▸ Listed entries
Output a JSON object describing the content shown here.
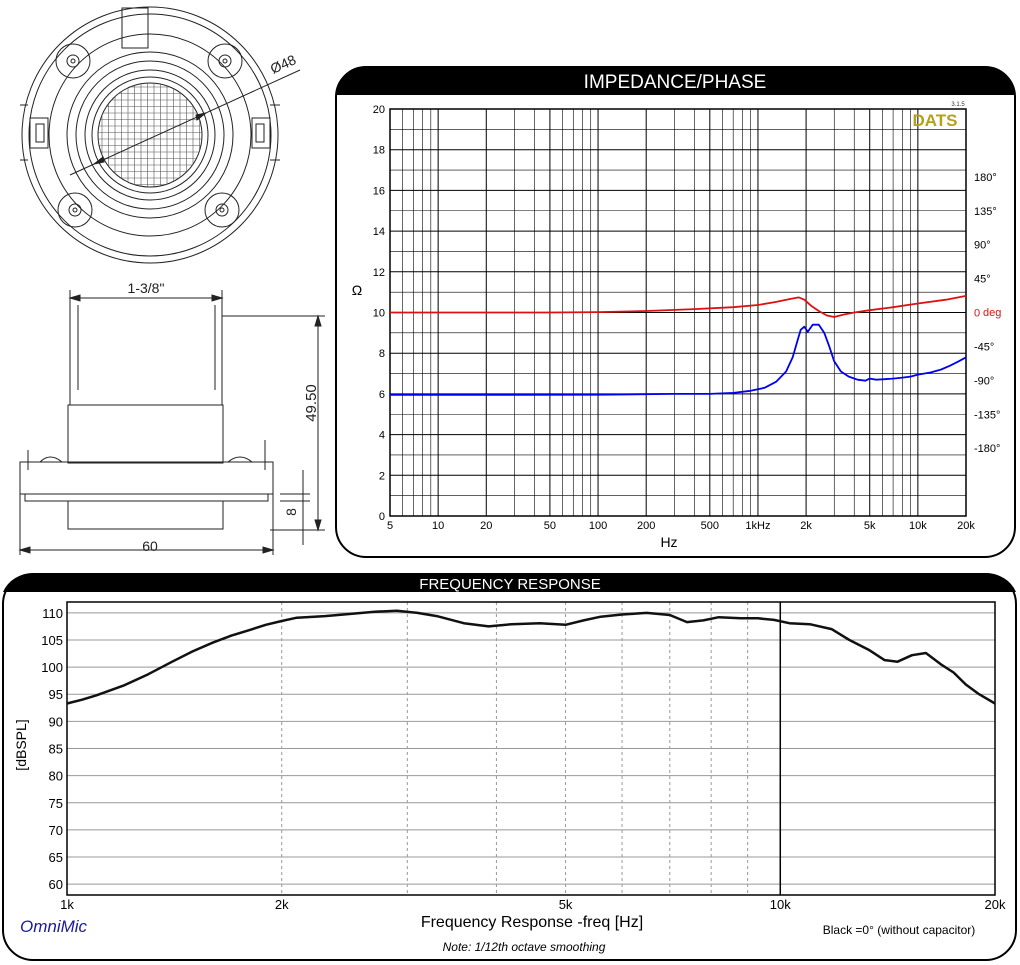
{
  "drawing": {
    "diameter_label": "Ø48",
    "width_label": "1-3/8\"",
    "height_label": "49.50",
    "flange_label": "8",
    "base_label": "60"
  },
  "chart_data": [
    {
      "type": "line",
      "title": "IMPEDANCE/PHASE",
      "brand": "DATS",
      "version": "3.1.5",
      "xlabel": "Hz",
      "ylabel": "Ω",
      "xscale": "log",
      "xlim": [
        5,
        20000
      ],
      "ylim": [
        0,
        20
      ],
      "y2lim": [
        -270,
        270
      ],
      "y2_unit": "deg",
      "grid": true,
      "x_ticks": [
        5,
        10,
        20,
        50,
        100,
        200,
        500,
        1000,
        2000,
        5000,
        10000,
        20000
      ],
      "x_tick_labels": [
        "5",
        "10",
        "20",
        "50",
        "100",
        "200",
        "500",
        "1kHz",
        "2k",
        "5k",
        "10k",
        "20k"
      ],
      "y_ticks": [
        0,
        2,
        4,
        6,
        8,
        10,
        12,
        14,
        16,
        18,
        20
      ],
      "y2_ticks": [
        180,
        135,
        90,
        45,
        0,
        -45,
        -90,
        -135,
        -180
      ],
      "y2_tick_labels": [
        "180°",
        "135°",
        "90°",
        "45°",
        "0",
        "-45°",
        "-90°",
        "-135°",
        "-180°"
      ],
      "series": [
        {
          "color": "#0000ee",
          "axis": "left",
          "points": [
            [
              5,
              5.95
            ],
            [
              20,
              5.95
            ],
            [
              100,
              5.96
            ],
            [
              300,
              6.0
            ],
            [
              500,
              6.0
            ],
            [
              700,
              6.05
            ],
            [
              900,
              6.15
            ],
            [
              1100,
              6.3
            ],
            [
              1300,
              6.6
            ],
            [
              1500,
              7.1
            ],
            [
              1650,
              7.8
            ],
            [
              1750,
              8.5
            ],
            [
              1850,
              9.15
            ],
            [
              1950,
              9.3
            ],
            [
              2050,
              9.05
            ],
            [
              2200,
              9.4
            ],
            [
              2400,
              9.4
            ],
            [
              2600,
              9.0
            ],
            [
              2800,
              8.3
            ],
            [
              3000,
              7.6
            ],
            [
              3300,
              7.1
            ],
            [
              3700,
              6.85
            ],
            [
              4200,
              6.7
            ],
            [
              4700,
              6.65
            ],
            [
              5000,
              6.75
            ],
            [
              5500,
              6.7
            ],
            [
              6200,
              6.72
            ],
            [
              7000,
              6.75
            ],
            [
              8000,
              6.8
            ],
            [
              9000,
              6.85
            ],
            [
              10000,
              6.95
            ],
            [
              12000,
              7.05
            ],
            [
              14000,
              7.2
            ],
            [
              16000,
              7.4
            ],
            [
              18000,
              7.6
            ],
            [
              20000,
              7.8
            ]
          ]
        },
        {
          "color": "#dd1111",
          "axis": "right",
          "points": [
            [
              5,
              0
            ],
            [
              50,
              0
            ],
            [
              100,
              0.5
            ],
            [
              200,
              2
            ],
            [
              400,
              4.5
            ],
            [
              700,
              7
            ],
            [
              1000,
              10
            ],
            [
              1300,
              14
            ],
            [
              1600,
              18
            ],
            [
              1800,
              20
            ],
            [
              1950,
              17
            ],
            [
              2150,
              9
            ],
            [
              2400,
              2
            ],
            [
              2700,
              -4
            ],
            [
              3000,
              -6
            ],
            [
              3400,
              -3
            ],
            [
              4000,
              0
            ],
            [
              5000,
              3
            ],
            [
              7000,
              7
            ],
            [
              10000,
              12
            ],
            [
              15000,
              17
            ],
            [
              20000,
              22
            ]
          ]
        }
      ]
    },
    {
      "type": "line",
      "title": "FREQUENCY RESPONSE",
      "xlabel": "Frequency Response -freq [Hz]",
      "ylabel": "[dBSPL]",
      "xscale": "log",
      "xlim": [
        1000,
        20000
      ],
      "ylim": [
        58,
        112
      ],
      "grid": true,
      "x_ticks": [
        1000,
        2000,
        5000,
        10000,
        20000
      ],
      "x_tick_labels": [
        "1k",
        "2k",
        "5k",
        "10k",
        "20k"
      ],
      "y_ticks": [
        60,
        65,
        70,
        75,
        80,
        85,
        90,
        95,
        100,
        105,
        110
      ],
      "brand": "OmniMic",
      "note": "Note: 1/12th octave smoothing",
      "legend_note": "Black =0° (without capacitor)",
      "series": [
        {
          "color": "#111111",
          "points": [
            [
              1000,
              93.3
            ],
            [
              1050,
              94.0
            ],
            [
              1100,
              94.8
            ],
            [
              1200,
              96.6
            ],
            [
              1300,
              98.7
            ],
            [
              1400,
              100.9
            ],
            [
              1500,
              102.9
            ],
            [
              1600,
              104.5
            ],
            [
              1700,
              105.8
            ],
            [
              1800,
              106.8
            ],
            [
              1900,
              107.8
            ],
            [
              2000,
              108.5
            ],
            [
              2100,
              109.1
            ],
            [
              2300,
              109.4
            ],
            [
              2500,
              109.8
            ],
            [
              2700,
              110.2
            ],
            [
              2900,
              110.4
            ],
            [
              3100,
              110.0
            ],
            [
              3300,
              109.4
            ],
            [
              3600,
              108.1
            ],
            [
              3900,
              107.5
            ],
            [
              4200,
              107.9
            ],
            [
              4600,
              108.1
            ],
            [
              5000,
              107.8
            ],
            [
              5300,
              108.6
            ],
            [
              5600,
              109.3
            ],
            [
              6000,
              109.7
            ],
            [
              6500,
              110.0
            ],
            [
              7000,
              109.6
            ],
            [
              7400,
              108.3
            ],
            [
              7800,
              108.6
            ],
            [
              8200,
              109.2
            ],
            [
              8800,
              109.0
            ],
            [
              9300,
              109.0
            ],
            [
              9800,
              108.7
            ],
            [
              10300,
              108.1
            ],
            [
              11000,
              107.9
            ],
            [
              11800,
              107.0
            ],
            [
              12500,
              105.0
            ],
            [
              13300,
              103.2
            ],
            [
              14000,
              101.3
            ],
            [
              14600,
              101.0
            ],
            [
              15300,
              102.2
            ],
            [
              16000,
              102.6
            ],
            [
              16800,
              100.5
            ],
            [
              17500,
              99.0
            ],
            [
              18200,
              96.8
            ],
            [
              19000,
              95.0
            ],
            [
              20000,
              93.3
            ]
          ]
        }
      ]
    }
  ]
}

▸ Directions
Repeat the records above exactly, leaving out any pictures they contain.

▸ Answer for this exercise
Output a JSON object describing the content shown here.
{
  "drawing": {
    "diameter_label": "Ø48",
    "width_label": "1-3/8\"",
    "height_label": "49.50",
    "flange_label": "8",
    "base_label": "60"
  },
  "chart_data": [
    {
      "type": "line",
      "title": "IMPEDANCE/PHASE",
      "brand": "DATS",
      "version": "3.1.5",
      "xlabel": "Hz",
      "ylabel": "Ω",
      "xscale": "log",
      "xlim": [
        5,
        20000
      ],
      "ylim": [
        0,
        20
      ],
      "y2lim": [
        -270,
        270
      ],
      "y2_unit": "deg",
      "grid": true,
      "x_ticks": [
        5,
        10,
        20,
        50,
        100,
        200,
        500,
        1000,
        2000,
        5000,
        10000,
        20000
      ],
      "x_tick_labels": [
        "5",
        "10",
        "20",
        "50",
        "100",
        "200",
        "500",
        "1kHz",
        "2k",
        "5k",
        "10k",
        "20k"
      ],
      "y_ticks": [
        0,
        2,
        4,
        6,
        8,
        10,
        12,
        14,
        16,
        18,
        20
      ],
      "y2_ticks": [
        180,
        135,
        90,
        45,
        0,
        -45,
        -90,
        -135,
        -180
      ],
      "y2_tick_labels": [
        "180°",
        "135°",
        "90°",
        "45°",
        "0",
        "-45°",
        "-90°",
        "-135°",
        "-180°"
      ],
      "series": [
        {
          "color": "#0000ee",
          "axis": "left",
          "points": [
            [
              5,
              5.95
            ],
            [
              20,
              5.95
            ],
            [
              100,
              5.96
            ],
            [
              300,
              6.0
            ],
            [
              500,
              6.0
            ],
            [
              700,
              6.05
            ],
            [
              900,
              6.15
            ],
            [
              1100,
              6.3
            ],
            [
              1300,
              6.6
            ],
            [
              1500,
              7.1
            ],
            [
              1650,
              7.8
            ],
            [
              1750,
              8.5
            ],
            [
              1850,
              9.15
            ],
            [
              1950,
              9.3
            ],
            [
              2050,
              9.05
            ],
            [
              2200,
              9.4
            ],
            [
              2400,
              9.4
            ],
            [
              2600,
              9.0
            ],
            [
              2800,
              8.3
            ],
            [
              3000,
              7.6
            ],
            [
              3300,
              7.1
            ],
            [
              3700,
              6.85
            ],
            [
              4200,
              6.7
            ],
            [
              4700,
              6.65
            ],
            [
              5000,
              6.75
            ],
            [
              5500,
              6.7
            ],
            [
              6200,
              6.72
            ],
            [
              7000,
              6.75
            ],
            [
              8000,
              6.8
            ],
            [
              9000,
              6.85
            ],
            [
              10000,
              6.95
            ],
            [
              12000,
              7.05
            ],
            [
              14000,
              7.2
            ],
            [
              16000,
              7.4
            ],
            [
              18000,
              7.6
            ],
            [
              20000,
              7.8
            ]
          ]
        },
        {
          "color": "#dd1111",
          "axis": "right",
          "points": [
            [
              5,
              0
            ],
            [
              50,
              0
            ],
            [
              100,
              0.5
            ],
            [
              200,
              2
            ],
            [
              400,
              4.5
            ],
            [
              700,
              7
            ],
            [
              1000,
              10
            ],
            [
              1300,
              14
            ],
            [
              1600,
              18
            ],
            [
              1800,
              20
            ],
            [
              1950,
              17
            ],
            [
              2150,
              9
            ],
            [
              2400,
              2
            ],
            [
              2700,
              -4
            ],
            [
              3000,
              -6
            ],
            [
              3400,
              -3
            ],
            [
              4000,
              0
            ],
            [
              5000,
              3
            ],
            [
              7000,
              7
            ],
            [
              10000,
              12
            ],
            [
              15000,
              17
            ],
            [
              20000,
              22
            ]
          ]
        }
      ]
    },
    {
      "type": "line",
      "title": "FREQUENCY RESPONSE",
      "xlabel": "Frequency Response -freq [Hz]",
      "ylabel": "[dBSPL]",
      "xscale": "log",
      "xlim": [
        1000,
        20000
      ],
      "ylim": [
        58,
        112
      ],
      "grid": true,
      "x_ticks": [
        1000,
        2000,
        5000,
        10000,
        20000
      ],
      "x_tick_labels": [
        "1k",
        "2k",
        "5k",
        "10k",
        "20k"
      ],
      "y_ticks": [
        60,
        65,
        70,
        75,
        80,
        85,
        90,
        95,
        100,
        105,
        110
      ],
      "brand": "OmniMic",
      "note": "Note: 1/12th octave smoothing",
      "legend_note": "Black =0° (without capacitor)",
      "series": [
        {
          "color": "#111111",
          "points": [
            [
              1000,
              93.3
            ],
            [
              1050,
              94.0
            ],
            [
              1100,
              94.8
            ],
            [
              1200,
              96.6
            ],
            [
              1300,
              98.7
            ],
            [
              1400,
              100.9
            ],
            [
              1500,
              102.9
            ],
            [
              1600,
              104.5
            ],
            [
              1700,
              105.8
            ],
            [
              1800,
              106.8
            ],
            [
              1900,
              107.8
            ],
            [
              2000,
              108.5
            ],
            [
              2100,
              109.1
            ],
            [
              2300,
              109.4
            ],
            [
              2500,
              109.8
            ],
            [
              2700,
              110.2
            ],
            [
              2900,
              110.4
            ],
            [
              3100,
              110.0
            ],
            [
              3300,
              109.4
            ],
            [
              3600,
              108.1
            ],
            [
              3900,
              107.5
            ],
            [
              4200,
              107.9
            ],
            [
              4600,
              108.1
            ],
            [
              5000,
              107.8
            ],
            [
              5300,
              108.6
            ],
            [
              5600,
              109.3
            ],
            [
              6000,
              109.7
            ],
            [
              6500,
              110.0
            ],
            [
              7000,
              109.6
            ],
            [
              7400,
              108.3
            ],
            [
              7800,
              108.6
            ],
            [
              8200,
              109.2
            ],
            [
              8800,
              109.0
            ],
            [
              9300,
              109.0
            ],
            [
              9800,
              108.7
            ],
            [
              10300,
              108.1
            ],
            [
              11000,
              107.9
            ],
            [
              11800,
              107.0
            ],
            [
              12500,
              105.0
            ],
            [
              13300,
              103.2
            ],
            [
              14000,
              101.3
            ],
            [
              14600,
              101.0
            ],
            [
              15300,
              102.2
            ],
            [
              16000,
              102.6
            ],
            [
              16800,
              100.5
            ],
            [
              17500,
              99.0
            ],
            [
              18200,
              96.8
            ],
            [
              19000,
              95.0
            ],
            [
              20000,
              93.3
            ]
          ]
        }
      ]
    }
  ]
}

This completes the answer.